== The data

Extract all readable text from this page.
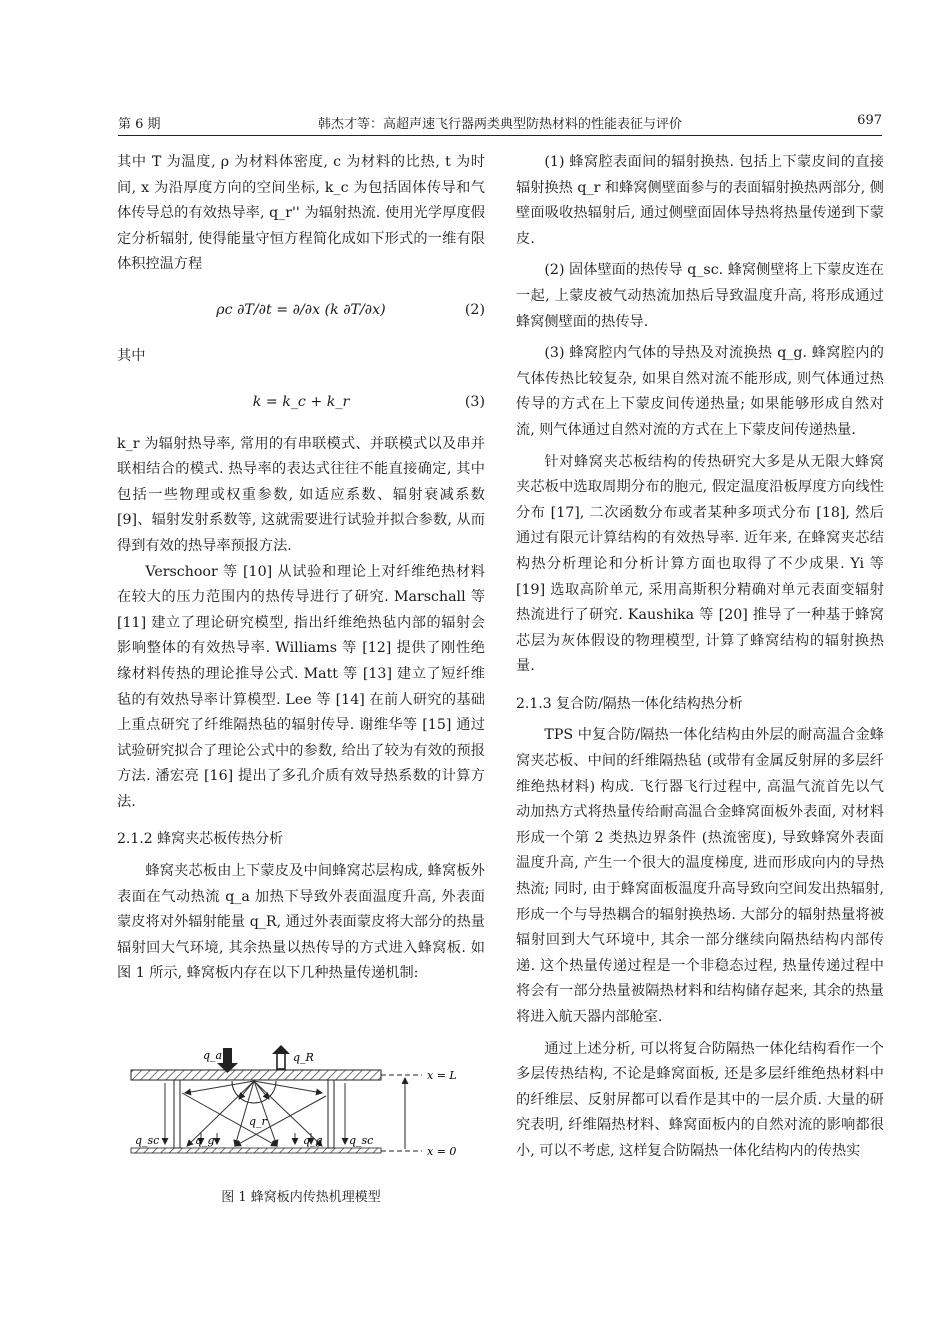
第 6 期	韩杰才等：高超声速飞行器两类典型防热材料的性能表征与评价	697

其中 T 为温度, ρ 为材料体密度, c 为材料的比热, t 为时间, x 为沿厚度方向的空间坐标, k_c 为包括固体传导和气体传导总的有效热导率, q_r'' 为辐射热流. 使用光学厚度假定分析辐射, 使得能量守恒方程简化成如下形式的一维有限体积控温方程

ρc ∂T/∂t = ∂/∂x (k ∂T/∂x)	(2)

其中

k = k_c + k_r	(3)

k_r 为辐射热导率, 常用的有串联模式、并联模式以及串并联相结合的模式. 热导率的表达式往往不能直接确定, 其中包括一些物理或权重参数, 如适应系数、辐射衰减系数 [9]、辐射发射系数等, 这就需要进行试验并拟合参数, 从而得到有效的热导率预报方法.

Verschoor 等 [10] 从试验和理论上对纤维绝热材料在较大的压力范围内的热传导进行了研究. Marschall 等 [11] 建立了理论研究模型, 指出纤维绝热毡内部的辐射会影响整体的有效热导率. Williams 等 [12] 提供了刚性绝缘材料传热的理论推导公式. Matt 等 [13] 建立了短纤维毡的有效热导率计算模型. Lee 等 [14] 在前人研究的基础上重点研究了纤维隔热毡的辐射传导. 谢维华等 [15] 通过试验研究拟合了理论公式中的参数, 给出了较为有效的预报方法. 潘宏亮 [16] 提出了多孔介质有效导热系数的计算方法.

2.1.2 蜂窝夹芯板传热分析

蜂窝夹芯板由上下蒙皮及中间蜂窝芯层构成, 蜂窝板外表面在气动热流 q_a 加热下导致外表面温度升高, 外表面蒙皮将对外辐射能量 q_R, 通过外表面蒙皮将大部分的热量辐射回大气环境, 其余热量以热传导的方式进入蜂窝板. 如图 1 所示, 蜂窝板内存在以下几种热量传递机制:

q_a	q_R
x = L
x = 0
q_sc	q_g
q_r
q_g q_sc
图 1 蜂窝板内传热机理模型

(1) 蜂窝腔表面间的辐射换热. 包括上下蒙皮间的直接辐射换热 q_r 和蜂窝侧壁面参与的表面辐射换热两部分, 侧壁面吸收热辐射后, 通过侧壁面固体导热将热量传递到下蒙皮.

(2) 固体壁面的热传导 q_sc. 蜂窝侧壁将上下蒙皮连在一起, 上蒙皮被气动热流加热后导致温度升高, 将形成通过蜂窝侧壁面的热传导.

(3) 蜂窝腔内气体的导热及对流换热 q_g. 蜂窝腔内的气体传热比较复杂, 如果自然对流不能形成, 则气体通过热传导的方式在上下蒙皮间传递热量; 如果能够形成自然对流, 则气体通过自然对流的方式在上下蒙皮间传递热量.

针对蜂窝夹芯板结构的传热研究大多是从无限大蜂窝夹芯板中选取周期分布的胞元, 假定温度沿板厚度方向线性分布 [17], 二次函数分布或者某种多项式分布 [18], 然后通过有限元计算结构的有效热导率. 近年来, 在蜂窝夹芯结构热分析理论和分析计算方面也取得了不少成果. Yi 等 [19] 选取高阶单元, 采用高斯积分精确对单元表面变辐射热流进行了研究. Kaushika 等 [20] 推导了一种基于蜂窝芯层为灰体假设的物理模型, 计算了蜂窝结构的辐射换热量.

2.1.3 复合防/隔热一体化结构热分析

TPS 中复合防/隔热一体化结构由外层的耐高温合金蜂窝夹芯板、中间的纤维隔热毡 (或带有金属反射屏的多层纤维绝热材料) 构成. 飞行器飞行过程中, 高温气流首先以气动加热方式将热量传给耐高温合金蜂窝面板外表面, 对材料形成一个第 2 类热边界条件 (热流密度), 导致蜂窝外表面温度升高, 产生一个很大的温度梯度, 进而形成向内的导热热流; 同时, 由于蜂窝面板温度升高导致向空间发出热辐射, 形成一个与导热耦合的辐射换热场. 大部分的辐射热量将被辐射回到大气环境中, 其余一部分继续向隔热结构内部传递. 这个热量传递过程是一个非稳态过程, 热量传递过程中将会有一部分热量被隔热材料和结构储存起来, 其余的热量将进入航天器内部舱室.

通过上述分析, 可以将复合防隔热一体化结构看作一个多层传热结构, 不论是蜂窝面板, 还是多层纤维绝热材料中的纤维层、反射屏都可以看作是其中的一层介质. 大量的研究表明, 纤维隔热材料、蜂窝面板内的自然对流的影响都很小, 可以不考虑, 这样复合防隔热一体化结构内的传热实
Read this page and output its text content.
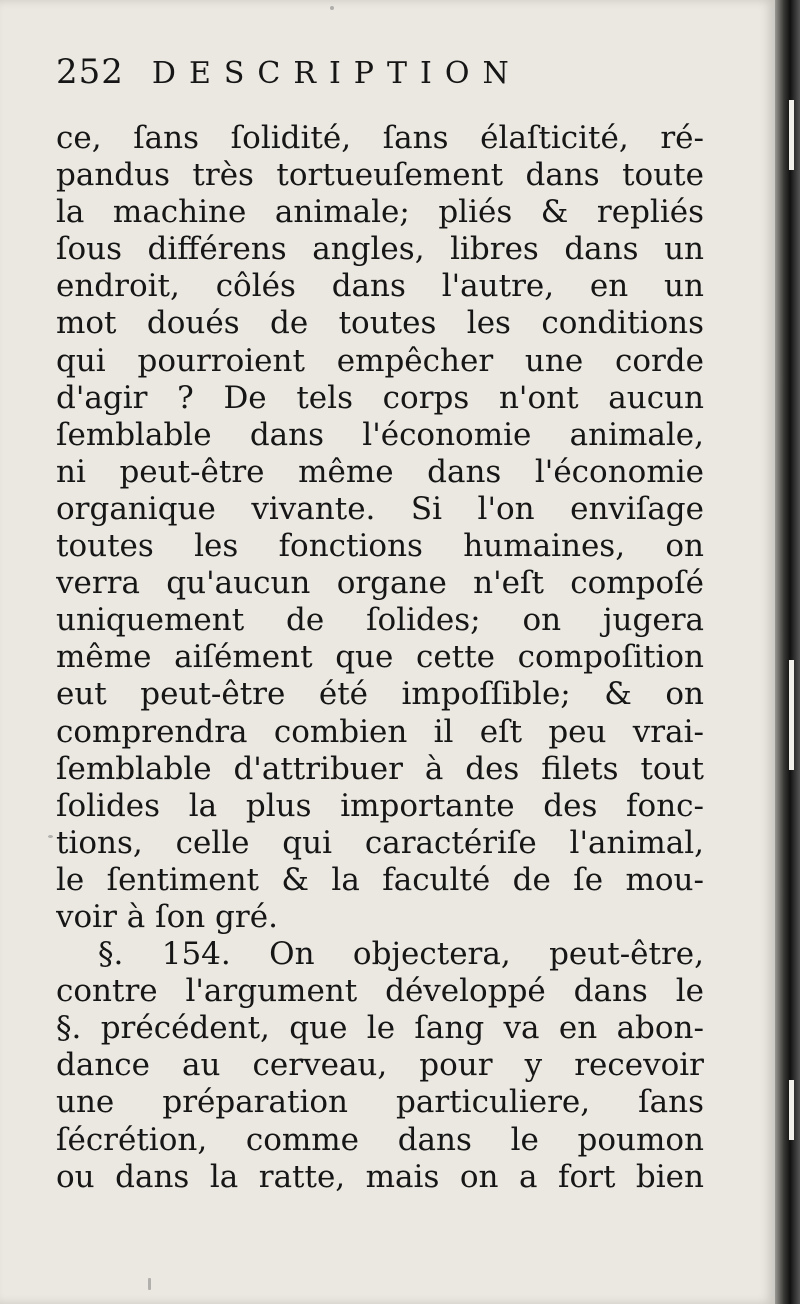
252 DESCRIPTION
ce, ſans ſolidité, ſans élaſticité, ré-
pandus très tortueuſement dans toute
la machine animale; pliés & repliés
ſous différens angles, libres dans un
endroit, côlés dans l'autre, en un
mot doués de toutes les conditions
qui pourroient empêcher une corde
d'agir ? De tels corps n'ont aucun
ſemblable dans l'économie animale,
ni peut-être même dans l'économie
organique vivante. Si l'on enviſage
toutes les fonctions humaines, on
verra qu'aucun organe n'eſt compoſé
uniquement de ſolides; on jugera
même aiſément que cette compoſition
eut peut-être été impoſſible; & on
comprendra combien il eſt peu vrai-
ſemblable d'attribuer à des filets tout
ſolides la plus importante des fonc-
tions, celle qui caractériſe l'animal,
le ſentiment & la faculté de ſe mou-
voir à ſon gré.
§. 154. On objectera, peut-être,
contre l'argument développé dans le
§. précédent, que le ſang va en abon-
dance au cerveau, pour y recevoir
une préparation particuliere, ſans
ſécrétion, comme dans le poumon
ou dans la ratte, mais on a fort bien
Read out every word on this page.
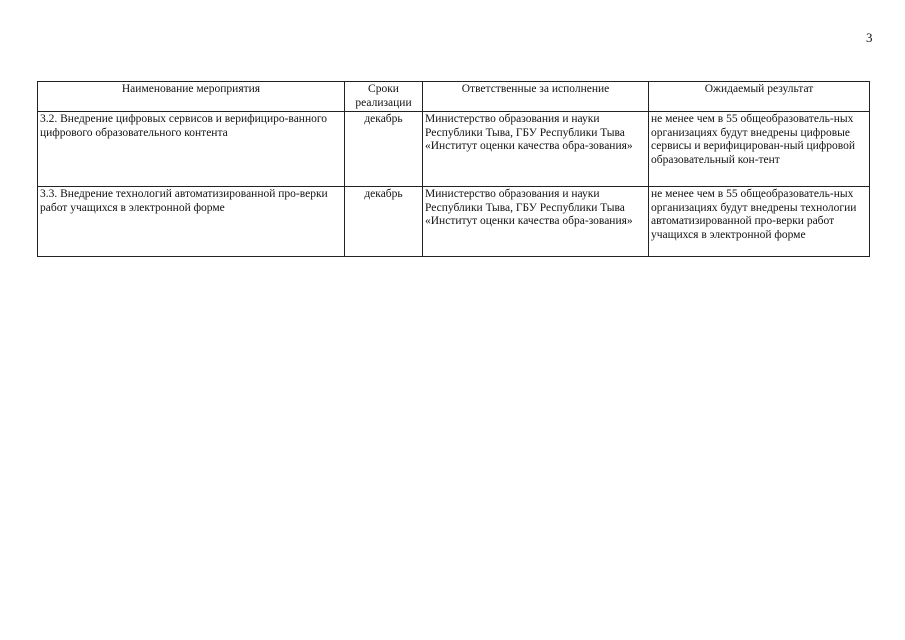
3
Наименование мероприятия	Сроки реализации	Ответственные за исполнение	Ожидаемый результат
3.2. Внедрение цифровых сервисов и верифициро-ванного цифрового образовательного контента	декабрь	Министерство образования и науки Республики Тыва, ГБУ Республики Тыва «Институт оценки качества обра-зования»	не менее чем в 55 общеобразователь-ных организациях будут внедрены цифровые сервисы и верифицирован-ный цифровой образовательный кон-тент
3.3. Внедрение технологий автоматизированной про-верки работ учащихся в электронной форме	декабрь	Министерство образования и науки Республики Тыва, ГБУ Республики Тыва «Институт оценки качества обра-зования»	не менее чем в 55 общеобразователь-ных организациях будут внедрены технологии автоматизированной про-верки работ учащихся в электронной форме
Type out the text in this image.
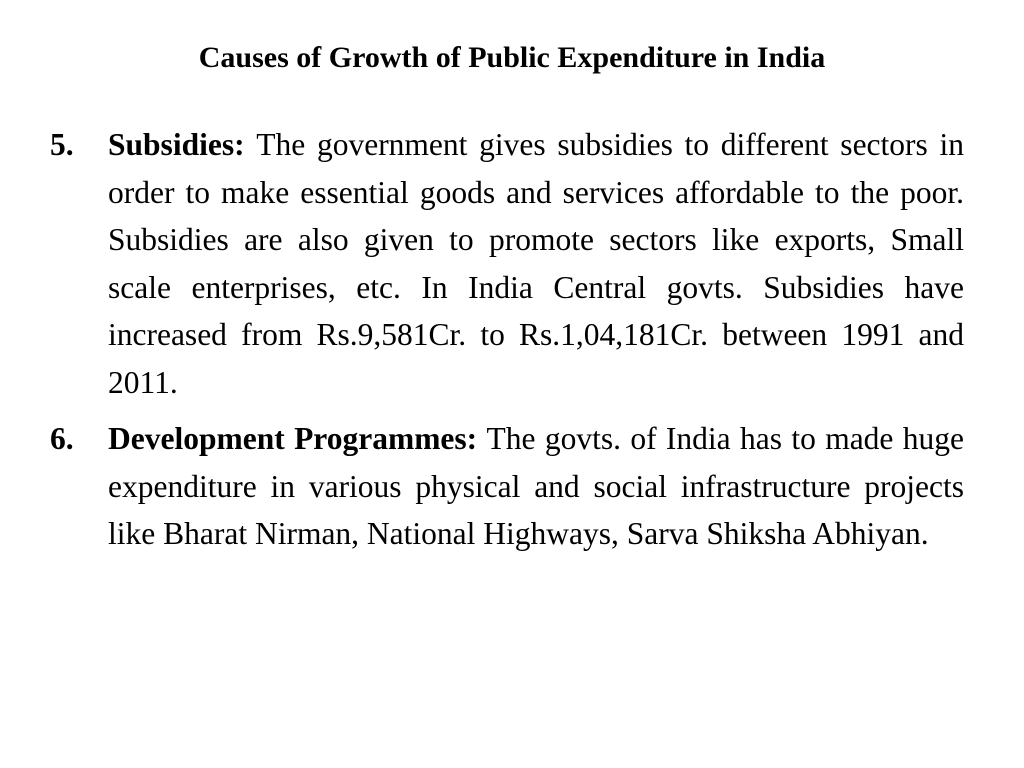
Causes of Growth of Public Expenditure in India
5. Subsidies: The government gives subsidies to different sectors in order to make essential goods and services affordable to the poor. Subsidies are also given to promote sectors like exports, Small scale enterprises, etc. In India Central govts. Subsidies have increased from Rs.9,581Cr. to Rs.1,04,181Cr. between 1991 and 2011.
6. Development Programmes: The govts. of India has to made huge expenditure in various physical and social infrastructure projects like Bharat Nirman, National Highways, Sarva Shiksha Abhiyan.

====

Your task is to repeat the material above exactly, without its pictures.

Extract all readable text from this page.
第 6 期	韩杰才等：高超声速飞行器两类典型防热材料的性能表征与评价	697

其中 T 为温度, ρ 为材料体密度, c 为材料的比热, t 为时间, x 为沿厚度方向的空间坐标, k_c 为包括固体传导和气体传导总的有效热导率, q_r'' 为辐射热流. 使用光学厚度假定分析辐射, 使得能量守恒方程简化成如下形式的一维有限体积控温方程

ρc ∂T/∂t = ∂/∂x (k ∂T/∂x)	(2)

其中

k = k_c + k_r	(3)

k_r 为辐射热导率, 常用的有串联模式、并联模式以及串并联相结合的模式. 热导率的表达式往往不能直接确定, 其中包括一些物理或权重参数, 如适应系数、辐射衰减系数 [9]、辐射发射系数等, 这就需要进行试验并拟合参数, 从而得到有效的热导率预报方法.

Verschoor 等 [10] 从试验和理论上对纤维绝热材料在较大的压力范围内的热传导进行了研究. Marschall 等 [11] 建立了理论研究模型, 指出纤维绝热毡内部的辐射会影响整体的有效热导率. Williams 等 [12] 提供了刚性绝缘材料传热的理论推导公式. Matt 等 [13] 建立了短纤维毡的有效热导率计算模型. Lee 等 [14] 在前人研究的基础上重点研究了纤维隔热毡的辐射传导. 谢维华等 [15] 通过试验研究拟合了理论公式中的参数, 给出了较为有效的预报方法. 潘宏亮 [16] 提出了多孔介质有效导热系数的计算方法.

2.1.2 蜂窝夹芯板传热分析

蜂窝夹芯板由上下蒙皮及中间蜂窝芯层构成, 蜂窝板外表面在气动热流 q_a 加热下导致外表面温度升高, 外表面蒙皮将对外辐射能量 q_R, 通过外表面蒙皮将大部分的热量辐射回大气环境, 其余热量以热传导的方式进入蜂窝板. 如图 1 所示, 蜂窝板内存在以下几种热量传递机制:

q_a	q_R
x = L
x = 0
q_sc	q_g
q_r
q_g q_sc
图 1 蜂窝板内传热机理模型

(1) 蜂窝腔表面间的辐射换热. 包括上下蒙皮间的直接辐射换热 q_r 和蜂窝侧壁面参与的表面辐射换热两部分, 侧壁面吸收热辐射后, 通过侧壁面固体导热将热量传递到下蒙皮.

(2) 固体壁面的热传导 q_sc. 蜂窝侧壁将上下蒙皮连在一起, 上蒙皮被气动热流加热后导致温度升高, 将形成通过蜂窝侧壁面的热传导.

(3) 蜂窝腔内气体的导热及对流换热 q_g. 蜂窝腔内的气体传热比较复杂, 如果自然对流不能形成, 则气体通过热传导的方式在上下蒙皮间传递热量; 如果能够形成自然对流, 则气体通过自然对流的方式在上下蒙皮间传递热量.

针对蜂窝夹芯板结构的传热研究大多是从无限大蜂窝夹芯板中选取周期分布的胞元, 假定温度沿板厚度方向线性分布 [17], 二次函数分布或者某种多项式分布 [18], 然后通过有限元计算结构的有效热导率. 近年来, 在蜂窝夹芯结构热分析理论和分析计算方面也取得了不少成果. Yi 等 [19] 选取高阶单元, 采用高斯积分精确对单元表面变辐射热流进行了研究. Kaushika 等 [20] 推导了一种基于蜂窝芯层为灰体假设的物理模型, 计算了蜂窝结构的辐射换热量.

2.1.3 复合防/隔热一体化结构热分析

TPS 中复合防/隔热一体化结构由外层的耐高温合金蜂窝夹芯板、中间的纤维隔热毡 (或带有金属反射屏的多层纤维绝热材料) 构成. 飞行器飞行过程中, 高温气流首先以气动加热方式将热量传给耐高温合金蜂窝面板外表面, 对材料形成一个第 2 类热边界条件 (热流密度), 导致蜂窝外表面温度升高, 产生一个很大的温度梯度, 进而形成向内的导热热流; 同时, 由于蜂窝面板温度升高导致向空间发出热辐射, 形成一个与导热耦合的辐射换热场. 大部分的辐射热量将被辐射回到大气环境中, 其余一部分继续向隔热结构内部传递. 这个热量传递过程是一个非稳态过程, 热量传递过程中将会有一部分热量被隔热材料和结构储存起来, 其余的热量将进入航天器内部舱室.

通过上述分析, 可以将复合防隔热一体化结构看作一个多层传热结构, 不论是蜂窝面板, 还是多层纤维绝热材料中的纤维层、反射屏都可以看作是其中的一层介质. 大量的研究表明, 纤维隔热材料、蜂窝面板内的自然对流的影响都很小, 可以不考虑, 这样复合防隔热一体化结构内的传热实
Read this page and output its text content.
252 DESCRIPTION
ce, ſans ſolidité, ſans élaſticité, ré-
pandus très tortueuſement dans toute
la machine animale; pliés & repliés
ſous différens angles, libres dans un
endroit, côlés dans l'autre, en un
mot doués de toutes les conditions
qui pourroient empêcher une corde
d'agir ? De tels corps n'ont aucun
ſemblable dans l'économie animale,
ni peut-être même dans l'économie
organique vivante. Si l'on enviſage
toutes les fonctions humaines, on
verra qu'aucun organe n'eſt compoſé
uniquement de ſolides; on jugera
même aiſément que cette compoſition
eut peut-être été impoſſible; & on
comprendra combien il eſt peu vrai-
ſemblable d'attribuer à des filets tout
ſolides la plus importante des fonc-
tions, celle qui caractériſe l'animal,
le ſentiment & la faculté de ſe mou-
voir à ſon gré.
§. 154. On objectera, peut-être,
contre l'argument développé dans le
§. précédent, que le ſang va en abon-
dance au cerveau, pour y recevoir
une préparation particuliere, ſans
ſécrétion, comme dans le poumon
ou dans la ratte, mais on a fort bien
Read out every word on this page.
3
Наименование мероприятия	Сроки реализации	Ответственные за исполнение	Ожидаемый результат
3.2. Внедрение цифровых сервисов и верифициро-ванного цифрового образовательного контента	декабрь	Министерство образования и науки Республики Тыва, ГБУ Республики Тыва «Институт оценки качества обра-зования»	не менее чем в 55 общеобразователь-ных организациях будут внедрены цифровые сервисы и верифицирован-ный цифровой образовательный кон-тент
3.3. Внедрение технологий автоматизированной про-верки работ учащихся в электронной форме	декабрь	Министерство образования и науки Республики Тыва, ГБУ Республики Тыва «Институт оценки качества обра-зования»	не менее чем в 55 общеобразователь-ных организациях будут внедрены технологии автоматизированной про-верки работ учащихся в электронной форме
Type out the text in this image.
Causes of Growth of Public Expenditure in India
5. Subsidies: The government gives subsidies to different sectors in order to make essential goods and services affordable to the poor. Subsidies are also given to promote sectors like exports, Small scale enterprises, etc. In India Central govts. Subsidies have increased from Rs.9,581Cr. to Rs.1,04,181Cr. between 1991 and 2011.
6. Development Programmes: The govts. of India has to made huge expenditure in various physical and social infrastructure projects like Bharat Nirman, National Highways, Sarva Shiksha Abhiyan.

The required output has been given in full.